SUPPLIED INFORMATION:

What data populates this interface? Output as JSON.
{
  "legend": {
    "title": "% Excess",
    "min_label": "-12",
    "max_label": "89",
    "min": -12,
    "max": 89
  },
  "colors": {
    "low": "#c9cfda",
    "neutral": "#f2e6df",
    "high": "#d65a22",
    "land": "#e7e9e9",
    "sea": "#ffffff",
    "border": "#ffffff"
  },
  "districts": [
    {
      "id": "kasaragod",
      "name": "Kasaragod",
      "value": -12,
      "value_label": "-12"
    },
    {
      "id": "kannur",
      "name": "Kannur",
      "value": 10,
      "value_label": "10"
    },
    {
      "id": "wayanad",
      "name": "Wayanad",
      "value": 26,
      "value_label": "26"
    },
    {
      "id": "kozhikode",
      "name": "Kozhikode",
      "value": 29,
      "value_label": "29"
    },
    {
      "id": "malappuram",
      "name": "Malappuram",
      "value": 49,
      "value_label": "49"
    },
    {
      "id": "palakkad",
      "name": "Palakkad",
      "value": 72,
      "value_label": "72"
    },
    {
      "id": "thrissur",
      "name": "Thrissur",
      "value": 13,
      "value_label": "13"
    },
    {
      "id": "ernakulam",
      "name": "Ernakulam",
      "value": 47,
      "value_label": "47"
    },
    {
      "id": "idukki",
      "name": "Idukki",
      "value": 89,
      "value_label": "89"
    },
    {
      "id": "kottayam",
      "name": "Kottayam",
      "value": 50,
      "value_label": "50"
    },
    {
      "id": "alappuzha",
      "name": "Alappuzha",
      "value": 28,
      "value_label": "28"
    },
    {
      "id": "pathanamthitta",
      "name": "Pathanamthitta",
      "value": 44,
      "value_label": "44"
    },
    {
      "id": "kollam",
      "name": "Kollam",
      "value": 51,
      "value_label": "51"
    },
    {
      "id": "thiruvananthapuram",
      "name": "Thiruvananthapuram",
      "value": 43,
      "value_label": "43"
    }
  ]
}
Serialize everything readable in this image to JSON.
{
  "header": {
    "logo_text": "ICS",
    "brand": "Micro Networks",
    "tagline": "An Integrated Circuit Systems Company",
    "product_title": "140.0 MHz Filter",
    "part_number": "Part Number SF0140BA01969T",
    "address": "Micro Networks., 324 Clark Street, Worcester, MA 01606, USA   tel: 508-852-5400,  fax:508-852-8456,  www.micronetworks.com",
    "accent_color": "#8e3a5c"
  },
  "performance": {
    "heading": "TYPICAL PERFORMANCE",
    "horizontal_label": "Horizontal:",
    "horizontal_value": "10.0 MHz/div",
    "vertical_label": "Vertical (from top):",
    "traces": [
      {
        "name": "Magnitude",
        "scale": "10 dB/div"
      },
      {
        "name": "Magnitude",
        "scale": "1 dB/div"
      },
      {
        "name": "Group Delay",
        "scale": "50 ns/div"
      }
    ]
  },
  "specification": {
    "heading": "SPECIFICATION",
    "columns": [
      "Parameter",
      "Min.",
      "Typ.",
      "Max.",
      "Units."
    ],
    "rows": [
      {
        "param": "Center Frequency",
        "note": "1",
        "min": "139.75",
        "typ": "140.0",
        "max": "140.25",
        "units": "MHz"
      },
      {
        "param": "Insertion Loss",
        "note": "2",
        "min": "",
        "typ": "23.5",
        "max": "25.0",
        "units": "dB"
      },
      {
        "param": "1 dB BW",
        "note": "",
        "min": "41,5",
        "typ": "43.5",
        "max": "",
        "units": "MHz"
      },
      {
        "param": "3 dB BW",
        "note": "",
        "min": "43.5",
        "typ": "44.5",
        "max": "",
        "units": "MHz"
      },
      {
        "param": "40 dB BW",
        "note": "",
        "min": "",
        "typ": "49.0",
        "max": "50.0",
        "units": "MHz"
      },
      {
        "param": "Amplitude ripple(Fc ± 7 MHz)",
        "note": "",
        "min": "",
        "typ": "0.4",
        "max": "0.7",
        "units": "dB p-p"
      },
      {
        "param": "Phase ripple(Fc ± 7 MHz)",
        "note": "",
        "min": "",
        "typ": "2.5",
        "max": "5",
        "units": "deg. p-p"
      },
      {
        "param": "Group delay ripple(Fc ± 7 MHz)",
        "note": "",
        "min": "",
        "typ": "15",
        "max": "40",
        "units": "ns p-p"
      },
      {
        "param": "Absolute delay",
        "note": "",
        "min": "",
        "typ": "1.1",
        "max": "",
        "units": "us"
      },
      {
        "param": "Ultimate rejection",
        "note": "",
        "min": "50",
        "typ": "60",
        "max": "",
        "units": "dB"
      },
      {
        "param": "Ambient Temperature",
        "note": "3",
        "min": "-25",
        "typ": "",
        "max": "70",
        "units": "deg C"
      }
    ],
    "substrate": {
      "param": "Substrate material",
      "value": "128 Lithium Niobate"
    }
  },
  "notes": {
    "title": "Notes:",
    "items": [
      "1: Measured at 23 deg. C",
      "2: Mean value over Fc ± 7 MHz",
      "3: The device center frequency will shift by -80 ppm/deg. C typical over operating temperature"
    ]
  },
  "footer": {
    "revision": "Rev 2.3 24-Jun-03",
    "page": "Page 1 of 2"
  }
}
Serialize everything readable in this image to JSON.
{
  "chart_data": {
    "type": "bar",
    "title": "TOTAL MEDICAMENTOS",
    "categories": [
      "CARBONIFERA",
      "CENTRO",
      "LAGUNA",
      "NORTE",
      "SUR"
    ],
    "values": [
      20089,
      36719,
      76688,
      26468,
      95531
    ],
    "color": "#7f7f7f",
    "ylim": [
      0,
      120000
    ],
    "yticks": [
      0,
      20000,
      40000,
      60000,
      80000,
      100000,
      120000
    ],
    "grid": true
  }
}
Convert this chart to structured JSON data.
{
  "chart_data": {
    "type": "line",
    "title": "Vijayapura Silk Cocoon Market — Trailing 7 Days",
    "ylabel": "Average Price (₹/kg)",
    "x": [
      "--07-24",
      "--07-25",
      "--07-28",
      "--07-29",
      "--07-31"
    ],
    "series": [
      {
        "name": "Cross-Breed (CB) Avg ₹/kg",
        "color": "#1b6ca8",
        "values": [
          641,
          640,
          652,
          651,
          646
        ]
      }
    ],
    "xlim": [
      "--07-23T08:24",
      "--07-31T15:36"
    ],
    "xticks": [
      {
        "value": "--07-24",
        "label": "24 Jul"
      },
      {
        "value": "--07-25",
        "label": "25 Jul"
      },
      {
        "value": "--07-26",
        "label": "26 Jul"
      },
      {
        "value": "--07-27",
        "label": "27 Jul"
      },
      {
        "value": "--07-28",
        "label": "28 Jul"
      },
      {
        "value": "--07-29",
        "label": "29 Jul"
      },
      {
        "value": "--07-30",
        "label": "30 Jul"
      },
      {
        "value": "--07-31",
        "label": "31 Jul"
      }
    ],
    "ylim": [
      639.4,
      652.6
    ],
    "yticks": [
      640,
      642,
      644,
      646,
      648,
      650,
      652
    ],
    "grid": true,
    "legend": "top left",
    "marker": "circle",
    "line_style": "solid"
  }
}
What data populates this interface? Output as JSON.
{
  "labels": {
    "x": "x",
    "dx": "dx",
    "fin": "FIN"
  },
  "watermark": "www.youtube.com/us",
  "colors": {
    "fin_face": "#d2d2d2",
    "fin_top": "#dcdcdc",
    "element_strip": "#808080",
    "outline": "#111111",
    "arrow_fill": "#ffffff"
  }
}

DIRECTIONS FOR THIS TASK: Print the entries exactly. Include every one.

WRITTEN ANSWER:
What data populates this interface? Output as JSON.
{
  "legend": {
    "title": "% Excess",
    "min_label": "-12",
    "max_label": "89",
    "min": -12,
    "max": 89
  },
  "colors": {
    "low": "#c9cfda",
    "neutral": "#f2e6df",
    "high": "#d65a22",
    "land": "#e7e9e9",
    "sea": "#ffffff",
    "border": "#ffffff"
  },
  "districts": [
    {
      "id": "kasaragod",
      "name": "Kasaragod",
      "value": -12,
      "value_label": "-12"
    },
    {
      "id": "kannur",
      "name": "Kannur",
      "value": 10,
      "value_label": "10"
    },
    {
      "id": "wayanad",
      "name": "Wayanad",
      "value": 26,
      "value_label": "26"
    },
    {
      "id": "kozhikode",
      "name": "Kozhikode",
      "value": 29,
      "value_label": "29"
    },
    {
      "id": "malappuram",
      "name": "Malappuram",
      "value": 49,
      "value_label": "49"
    },
    {
      "id": "palakkad",
      "name": "Palakkad",
      "value": 72,
      "value_label": "72"
    },
    {
      "id": "thrissur",
      "name": "Thrissur",
      "value": 13,
      "value_label": "13"
    },
    {
      "id": "ernakulam",
      "name": "Ernakulam",
      "value": 47,
      "value_label": "47"
    },
    {
      "id": "idukki",
      "name": "Idukki",
      "value": 89,
      "value_label": "89"
    },
    {
      "id": "kottayam",
      "name": "Kottayam",
      "value": 50,
      "value_label": "50"
    },
    {
      "id": "alappuzha",
      "name": "Alappuzha",
      "value": 28,
      "value_label": "28"
    },
    {
      "id": "pathanamthitta",
      "name": "Pathanamthitta",
      "value": 44,
      "value_label": "44"
    },
    {
      "id": "kollam",
      "name": "Kollam",
      "value": 51,
      "value_label": "51"
    },
    {
      "id": "thiruvananthapuram",
      "name": "Thiruvananthapuram",
      "value": 43,
      "value_label": "43"
    }
  ]
}
Serialize everything readable in this image to JSON.
{
  "header": {
    "logo_text": "ICS",
    "brand": "Micro Networks",
    "tagline": "An Integrated Circuit Systems Company",
    "product_title": "140.0 MHz Filter",
    "part_number": "Part Number SF0140BA01969T",
    "address": "Micro Networks., 324 Clark Street, Worcester, MA 01606, USA   tel: 508-852-5400,  fax:508-852-8456,  www.micronetworks.com",
    "accent_color": "#8e3a5c"
  },
  "performance": {
    "heading": "TYPICAL PERFORMANCE",
    "horizontal_label": "Horizontal:",
    "horizontal_value": "10.0 MHz/div",
    "vertical_label": "Vertical (from top):",
    "traces": [
      {
        "name": "Magnitude",
        "scale": "10 dB/div"
      },
      {
        "name": "Magnitude",
        "scale": "1 dB/div"
      },
      {
        "name": "Group Delay",
        "scale": "50 ns/div"
      }
    ]
  },
  "specification": {
    "heading": "SPECIFICATION",
    "columns": [
      "Parameter",
      "Min.",
      "Typ.",
      "Max.",
      "Units."
    ],
    "rows": [
      {
        "param": "Center Frequency",
        "note": "1",
        "min": "139.75",
        "typ": "140.0",
        "max": "140.25",
        "units": "MHz"
      },
      {
        "param": "Insertion Loss",
        "note": "2",
        "min": "",
        "typ": "23.5",
        "max": "25.0",
        "units": "dB"
      },
      {
        "param": "1 dB BW",
        "note": "",
        "min": "41,5",
        "typ": "43.5",
        "max": "",
        "units": "MHz"
      },
      {
        "param": "3 dB BW",
        "note": "",
        "min": "43.5",
        "typ": "44.5",
        "max": "",
        "units": "MHz"
      },
      {
        "param": "40 dB BW",
        "note": "",
        "min": "",
        "typ": "49.0",
        "max": "50.0",
        "units": "MHz"
      },
      {
        "param": "Amplitude ripple(Fc ± 7 MHz)",
        "note": "",
        "min": "",
        "typ": "0.4",
        "max": "0.7",
        "units": "dB p-p"
      },
      {
        "param": "Phase ripple(Fc ± 7 MHz)",
        "note": "",
        "min": "",
        "typ": "2.5",
        "max": "5",
        "units": "deg. p-p"
      },
      {
        "param": "Group delay ripple(Fc ± 7 MHz)",
        "note": "",
        "min": "",
        "typ": "15",
        "max": "40",
        "units": "ns p-p"
      },
      {
        "param": "Absolute delay",
        "note": "",
        "min": "",
        "typ": "1.1",
        "max": "",
        "units": "us"
      },
      {
        "param": "Ultimate rejection",
        "note": "",
        "min": "50",
        "typ": "60",
        "max": "",
        "units": "dB"
      },
      {
        "param": "Ambient Temperature",
        "note": "3",
        "min": "-25",
        "typ": "",
        "max": "70",
        "units": "deg C"
      }
    ],
    "substrate": {
      "param": "Substrate material",
      "value": "128 Lithium Niobate"
    }
  },
  "notes": {
    "title": "Notes:",
    "items": [
      "1: Measured at 23 deg. C",
      "2: Mean value over Fc ± 7 MHz",
      "3: The device center frequency will shift by -80 ppm/deg. C typical over operating temperature"
    ]
  },
  "footer": {
    "revision": "Rev 2.3 24-Jun-03",
    "page": "Page 1 of 2"
  }
}
Serialize everything readable in this image to JSON.
{
  "chart_data": {
    "type": "bar",
    "title": "TOTAL MEDICAMENTOS",
    "categories": [
      "CARBONIFERA",
      "CENTRO",
      "LAGUNA",
      "NORTE",
      "SUR"
    ],
    "values": [
      20089,
      36719,
      76688,
      26468,
      95531
    ],
    "color": "#7f7f7f",
    "ylim": [
      0,
      120000
    ],
    "yticks": [
      0,
      20000,
      40000,
      60000,
      80000,
      100000,
      120000
    ],
    "grid": true
  }
}
Convert this chart to structured JSON data.
{
  "chart_data": {
    "type": "line",
    "title": "Vijayapura Silk Cocoon Market — Trailing 7 Days",
    "ylabel": "Average Price (₹/kg)",
    "x": [
      "--07-24",
      "--07-25",
      "--07-28",
      "--07-29",
      "--07-31"
    ],
    "series": [
      {
        "name": "Cross-Breed (CB) Avg ₹/kg",
        "color": "#1b6ca8",
        "values": [
          641,
          640,
          652,
          651,
          646
        ]
      }
    ],
    "xlim": [
      "--07-23T08:24",
      "--07-31T15:36"
    ],
    "xticks": [
      {
        "value": "--07-24",
        "label": "24 Jul"
      },
      {
        "value": "--07-25",
        "label": "25 Jul"
      },
      {
        "value": "--07-26",
        "label": "26 Jul"
      },
      {
        "value": "--07-27",
        "label": "27 Jul"
      },
      {
        "value": "--07-28",
        "label": "28 Jul"
      },
      {
        "value": "--07-29",
        "label": "29 Jul"
      },
      {
        "value": "--07-30",
        "label": "30 Jul"
      },
      {
        "value": "--07-31",
        "label": "31 Jul"
      }
    ],
    "ylim": [
      639.4,
      652.6
    ],
    "yticks": [
      640,
      642,
      644,
      646,
      648,
      650,
      652
    ],
    "grid": true,
    "legend": "top left",
    "marker": "circle",
    "line_style": "solid"
  }
}
What data populates this interface? Output as JSON.
{
  "labels": {
    "x": "x",
    "dx": "dx",
    "fin": "FIN"
  },
  "watermark": "www.youtube.com/us",
  "colors": {
    "fin_face": "#d2d2d2",
    "fin_top": "#dcdcdc",
    "element_strip": "#808080",
    "outline": "#111111",
    "arrow_fill": "#ffffff"
  }
}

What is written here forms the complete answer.